Extracted records:
========================================
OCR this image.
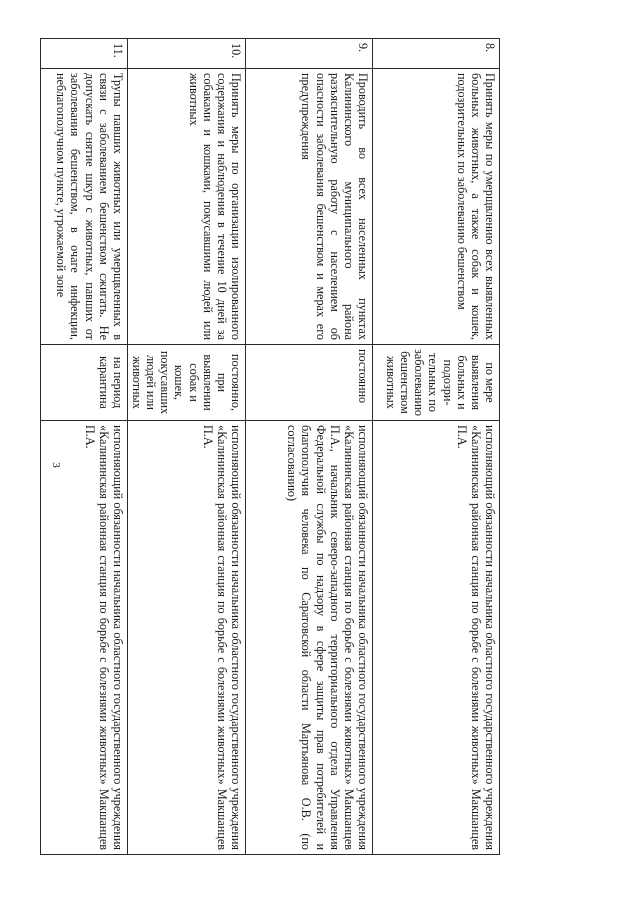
3
8.	Принять меры по умерщвлению всех выявленных больных животных, а также собак и кошек, подозрительных по заболеванию бешенством	по мере выявления больных и подозри-тельных по заболеванию бешенством животных	исполняющий обязанности начальника областного государственного учреждения «Калининская районная станция по борьбе с болезнями животных» Макшанцев П.А.
9.	Проводить во всех населенных пунктах Калининского муниципального района разъяснительную работу с населением об опасности заболевания бешенством и мерах его предупреждения	постоянно	исполняющий обязанности начальника областного государственного учреждения «Калининская районная станция по борьбе с болезнями животных» Макшанцев П.А., начальник северо-западного территориального отдела Управления Федеральной службы по надзору в сфере защиты прав потребителей и благополучия человека по Саратовской области Мартьянова О.В. (по согласованию)
10.	Принять меры по организации изолированного содержания и наблюдения в течение 10 дней за собаками и кошками, покусавшими людей или животных	постоянно, при выявлении собак и кошек, покусавших людей или животных	исполняющий обязанности начальника областного государственного учреждения «Калининская районная станция по борьбе с болезнями животных» Макшанцев П.А.
11.	Трупы павших животных или умерщвленных в связи с заболеванием бешенством сжигать. Не допускать снятие шкур с животных, павших от заболевания бешенством, в очаге инфекции, неблагополучном пункте, угрожаемой зоне	на период карантина	исполняющий обязанности начальника областного государственного учреждения «Калининская районная станция по борьбе с болезнями животных» Макшанцев П.А.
========================================
### [Direction]
Take each line of the material that contains the word "болезнями" and list it.

### [Reply to the task]
8.	Принять меры по умерщвлению всех выявленных больных животных, а также собак и кошек, подозрительных по заболеванию бешенством	по мере выявления больных и подозри-тельных по заболеванию бешенством животных	исполняющий обязанности начальника областного государственного учреждения «Калининская районная станция по борьбе с болезнями животных» Макшанцев П.А.
9.	Проводить во всех населенных пунктах Калининского муниципального района разъяснительную работу с населением об опасности заболевания бешенством и мерах его предупреждения	постоянно	исполняющий обязанности начальника областного государственного учреждения «Калининская районная станция по борьбе с болезнями животных» Макшанцев П.А., начальник северо-западного территориального отдела Управления Федеральной службы по надзору в сфере защиты прав потребителей и благополучия человека по Саратовской области Мартьянова О.В. (по согласованию)
10.	Принять меры по организации изолированного содержания и наблюдения в течение 10 дней за собаками и кошками, покусавшими людей или животных	постоянно, при выявлении собак и кошек, покусавших людей или животных	исполняющий обязанности начальника областного государственного учреждения «Калининская районная станция по борьбе с болезнями животных» Макшанцев П.А.
11.	Трупы павших животных или умерщвленных в связи с заболеванием бешенством сжигать. Не допускать снятие шкур с животных, павших от заболевания бешенством, в очаге инфекции, неблагополучном пункте, угрожаемой зоне	на период карантина	исполняющий обязанности начальника областного государственного учреждения «Калининская районная станция по борьбе с болезнями животных» Макшанцев П.А.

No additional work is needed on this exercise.